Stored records
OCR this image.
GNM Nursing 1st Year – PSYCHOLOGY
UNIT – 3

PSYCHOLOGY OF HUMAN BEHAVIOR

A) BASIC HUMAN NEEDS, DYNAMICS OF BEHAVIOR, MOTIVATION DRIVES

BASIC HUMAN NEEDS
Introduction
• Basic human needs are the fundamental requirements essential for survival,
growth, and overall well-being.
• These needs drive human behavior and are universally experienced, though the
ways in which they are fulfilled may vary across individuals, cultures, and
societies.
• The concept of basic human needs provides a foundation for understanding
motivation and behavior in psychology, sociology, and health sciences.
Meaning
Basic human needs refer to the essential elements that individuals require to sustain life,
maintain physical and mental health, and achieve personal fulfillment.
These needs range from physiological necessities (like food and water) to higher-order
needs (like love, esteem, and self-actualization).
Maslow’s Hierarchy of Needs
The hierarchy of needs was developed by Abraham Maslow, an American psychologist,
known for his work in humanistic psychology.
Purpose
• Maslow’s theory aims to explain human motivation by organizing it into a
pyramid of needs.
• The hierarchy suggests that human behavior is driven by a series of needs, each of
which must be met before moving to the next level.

_EXERCISE AIM_.
Output all records verbatim.

_TASK RESULT_.
OCR this image.
GNM Nursing 1st Year – PSYCHOLOGY
UNIT – 3

PSYCHOLOGY OF HUMAN BEHAVIOR

A) BASIC HUMAN NEEDS, DYNAMICS OF BEHAVIOR, MOTIVATION DRIVES

BASIC HUMAN NEEDS
Introduction
• Basic human needs are the fundamental requirements essential for survival,
growth, and overall well-being.
• These needs drive human behavior and are universally experienced, though the
ways in which they are fulfilled may vary across individuals, cultures, and
societies.
• The concept of basic human needs provides a foundation for understanding
motivation and behavior in psychology, sociology, and health sciences.
Meaning
Basic human needs refer to the essential elements that individuals require to sustain life,
maintain physical and mental health, and achieve personal fulfillment.
These needs range from physiological necessities (like food and water) to higher-order
needs (like love, esteem, and self-actualization).
Maslow’s Hierarchy of Needs
The hierarchy of needs was developed by Abraham Maslow, an American psychologist,
known for his work in humanistic psychology.
Purpose
• Maslow’s theory aims to explain human motivation by organizing it into a
pyramid of needs.
• The hierarchy suggests that human behavior is driven by a series of needs, each of
which must be met before moving to the next level.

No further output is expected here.